◆ Stored records:
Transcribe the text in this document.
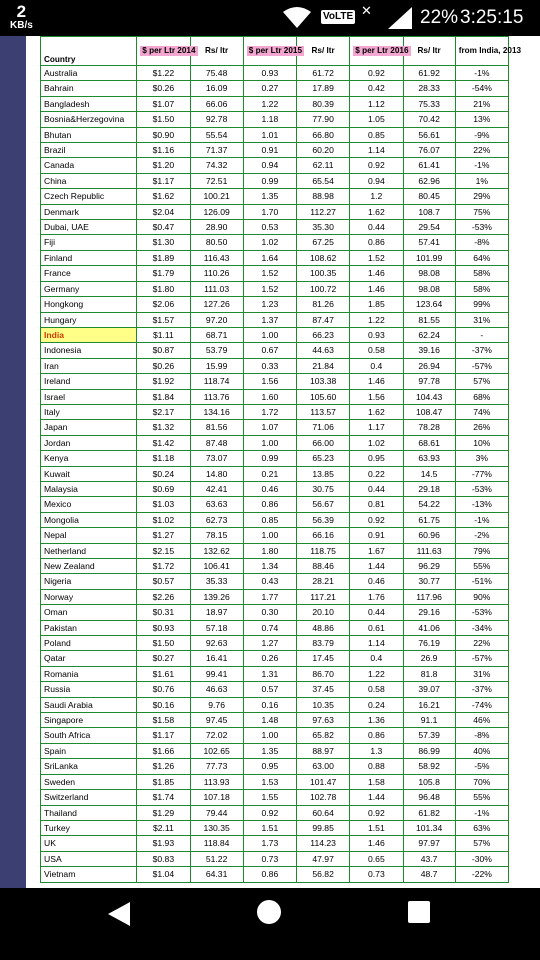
2
KB/s
VoLTE ✕	22% 3:25:15
Country	$ per Ltr 2014	Rs/ ltr	$ per Ltr 2015	Rs/ ltr	$ per Ltr 2016	Rs/ ltr	from India, 2013
Australia	$1.22	75.48	0.93	61.72	0.92	61.92	-1%
Bahrain	$0.26	16.09	0.27	17.89	0.42	28.33	-54%
Bangladesh	$1.07	66.06	1.22	80.39	1.12	75.33	21%
Bosnia&Herzegovina	$1.50	92.78	1.18	77.90	1.05	70.42	13%
Bhutan	$0.90	55.54	1.01	66.80	0.85	56.61	-9%
Brazil	$1.16	71.37	0.91	60.20	1.14	76.07	22%
Canada	$1.20	74.32	0.94	62.11	0.92	61.41	-1%
China	$1.17	72.51	0.99	65.54	0.94	62.96	1%
Czech Republic	$1.62	100.21	1.35	88.98	1.2	80.45	29%
Denmark	$2.04	126.09	1.70	112.27	1.62	108.7	75%
Dubai, UAE	$0.47	28.90	0.53	35.30	0.44	29.54	-53%
Fiji	$1.30	80.50	1.02	67.25	0.86	57.41	-8%
Finland	$1.89	116.43	1.64	108.62	1.52	101.99	64%
France	$1.79	110.26	1.52	100.35	1.46	98.08	58%
Germany	$1.80	111.03	1.52	100.72	1.46	98.08	58%
Hongkong	$2.06	127.26	1.23	81.26	1.85	123.64	99%
Hungary	$1.57	97.20	1.37	87.47	1.22	81.55	31%
India	$1.11	68.71	1.00	66.23	0.93	62.24	-
Indonesia	$0.87	53.79	0.67	44.63	0.58	39.16	-37%
Iran	$0.26	15.99	0.33	21.84	0.4	26.94	-57%
Ireland	$1.92	118.74	1.56	103.38	1.46	97.78	57%
Israel	$1.84	113.76	1.60	105.60	1.56	104.43	68%
Italy	$2.17	134.16	1.72	113.57	1.62	108.47	74%
Japan	$1.32	81.56	1.07	71.06	1.17	78.28	26%
Jordan	$1.42	87.48	1.00	66.00	1.02	68.61	10%
Kenya	$1.18	73.07	0.99	65.23	0.95	63.93	3%
Kuwait	$0.24	14.80	0.21	13.85	0.22	14.5	-77%
Malaysia	$0.69	42.41	0.46	30.75	0.44	29.18	-53%
Mexico	$1.03	63.63	0.86	56.67	0.81	54.22	-13%
Mongolia	$1.02	62.73	0.85	56.39	0.92	61.75	-1%
Nepal	$1.27	78.15	1.00	66.16	0.91	60.96	-2%
Netherland	$2.15	132.62	1.80	118.75	1.67	111.63	79%
New Zealand	$1.72	106.41	1.34	88.46	1.44	96.29	55%
Nigeria	$0.57	35.33	0.43	28.21	0.46	30.77	-51%
Norway	$2.26	139.26	1.77	117.21	1.76	117.96	90%
Oman	$0.31	18.97	0.30	20.10	0.44	29.16	-53%
Pakistan	$0.93	57.18	0.74	48.86	0.61	41.06	-34%
Poland	$1.50	92.63	1.27	83.79	1.14	76.19	22%
Qatar	$0.27	16.41	0.26	17.45	0.4	26.9	-57%
Romania	$1.61	99.41	1.31	86.70	1.22	81.8	31%
Russia	$0.76	46.63	0.57	37.45	0.58	39.07	-37%
Saudi Arabia	$0.16	9.76	0.16	10.35	0.24	16.21	-74%
Singapore	$1.58	97.45	1.48	97.63	1.36	91.1	46%
South Africa	$1.17	72.02	1.00	65.82	0.86	57.39	-8%
Spain	$1.66	102.65	1.35	88.97	1.3	86.99	40%
SriLanka	$1.26	77.73	0.95	63.00	0.88	58.92	-5%
Sweden	$1.85	113.93	1.53	101.47	1.58	105.8	70%
Switzerland	$1.74	107.18	1.55	102.78	1.44	96.48	55%
Thailand	$1.29	79.44	0.92	60.64	0.92	61.82	-1%
Turkey	$2.11	130.35	1.51	99.85	1.51	101.34	63%
UK	$1.93	118.84	1.73	114.23	1.46	97.97	57%
USA	$0.83	51.22	0.73	47.97	0.65	43.7	-30%
Vietnam	$1.04	64.31	0.86	56.82	0.73	48.7	-22%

◆ Given instruction: Would you set down the listing exactly, omitting pictures?

◆ Answer to this task:
Transcribe the text in this document.
2
KB/s
VoLTE ✕	22% 3:25:15
Country	$ per Ltr 2014	Rs/ ltr	$ per Ltr 2015	Rs/ ltr	$ per Ltr 2016	Rs/ ltr	from India, 2013
Australia	$1.22	75.48	0.93	61.72	0.92	61.92	-1%
Bahrain	$0.26	16.09	0.27	17.89	0.42	28.33	-54%
Bangladesh	$1.07	66.06	1.22	80.39	1.12	75.33	21%
Bosnia&Herzegovina	$1.50	92.78	1.18	77.90	1.05	70.42	13%
Bhutan	$0.90	55.54	1.01	66.80	0.85	56.61	-9%
Brazil	$1.16	71.37	0.91	60.20	1.14	76.07	22%
Canada	$1.20	74.32	0.94	62.11	0.92	61.41	-1%
China	$1.17	72.51	0.99	65.54	0.94	62.96	1%
Czech Republic	$1.62	100.21	1.35	88.98	1.2	80.45	29%
Denmark	$2.04	126.09	1.70	112.27	1.62	108.7	75%
Dubai, UAE	$0.47	28.90	0.53	35.30	0.44	29.54	-53%
Fiji	$1.30	80.50	1.02	67.25	0.86	57.41	-8%
Finland	$1.89	116.43	1.64	108.62	1.52	101.99	64%
France	$1.79	110.26	1.52	100.35	1.46	98.08	58%
Germany	$1.80	111.03	1.52	100.72	1.46	98.08	58%
Hongkong	$2.06	127.26	1.23	81.26	1.85	123.64	99%
Hungary	$1.57	97.20	1.37	87.47	1.22	81.55	31%
India	$1.11	68.71	1.00	66.23	0.93	62.24	-
Indonesia	$0.87	53.79	0.67	44.63	0.58	39.16	-37%
Iran	$0.26	15.99	0.33	21.84	0.4	26.94	-57%
Ireland	$1.92	118.74	1.56	103.38	1.46	97.78	57%
Israel	$1.84	113.76	1.60	105.60	1.56	104.43	68%
Italy	$2.17	134.16	1.72	113.57	1.62	108.47	74%
Japan	$1.32	81.56	1.07	71.06	1.17	78.28	26%
Jordan	$1.42	87.48	1.00	66.00	1.02	68.61	10%
Kenya	$1.18	73.07	0.99	65.23	0.95	63.93	3%
Kuwait	$0.24	14.80	0.21	13.85	0.22	14.5	-77%
Malaysia	$0.69	42.41	0.46	30.75	0.44	29.18	-53%
Mexico	$1.03	63.63	0.86	56.67	0.81	54.22	-13%
Mongolia	$1.02	62.73	0.85	56.39	0.92	61.75	-1%
Nepal	$1.27	78.15	1.00	66.16	0.91	60.96	-2%
Netherland	$2.15	132.62	1.80	118.75	1.67	111.63	79%
New Zealand	$1.72	106.41	1.34	88.46	1.44	96.29	55%
Nigeria	$0.57	35.33	0.43	28.21	0.46	30.77	-51%
Norway	$2.26	139.26	1.77	117.21	1.76	117.96	90%
Oman	$0.31	18.97	0.30	20.10	0.44	29.16	-53%
Pakistan	$0.93	57.18	0.74	48.86	0.61	41.06	-34%
Poland	$1.50	92.63	1.27	83.79	1.14	76.19	22%
Qatar	$0.27	16.41	0.26	17.45	0.4	26.9	-57%
Romania	$1.61	99.41	1.31	86.70	1.22	81.8	31%
Russia	$0.76	46.63	0.57	37.45	0.58	39.07	-37%
Saudi Arabia	$0.16	9.76	0.16	10.35	0.24	16.21	-74%
Singapore	$1.58	97.45	1.48	97.63	1.36	91.1	46%
South Africa	$1.17	72.02	1.00	65.82	0.86	57.39	-8%
Spain	$1.66	102.65	1.35	88.97	1.3	86.99	40%
SriLanka	$1.26	77.73	0.95	63.00	0.88	58.92	-5%
Sweden	$1.85	113.93	1.53	101.47	1.58	105.8	70%
Switzerland	$1.74	107.18	1.55	102.78	1.44	96.48	55%
Thailand	$1.29	79.44	0.92	60.64	0.92	61.82	-1%
Turkey	$2.11	130.35	1.51	99.85	1.51	101.34	63%
UK	$1.93	118.84	1.73	114.23	1.46	97.97	57%
USA	$0.83	51.22	0.73	47.97	0.65	43.7	-30%
Vietnam	$1.04	64.31	0.86	56.82	0.73	48.7	-22%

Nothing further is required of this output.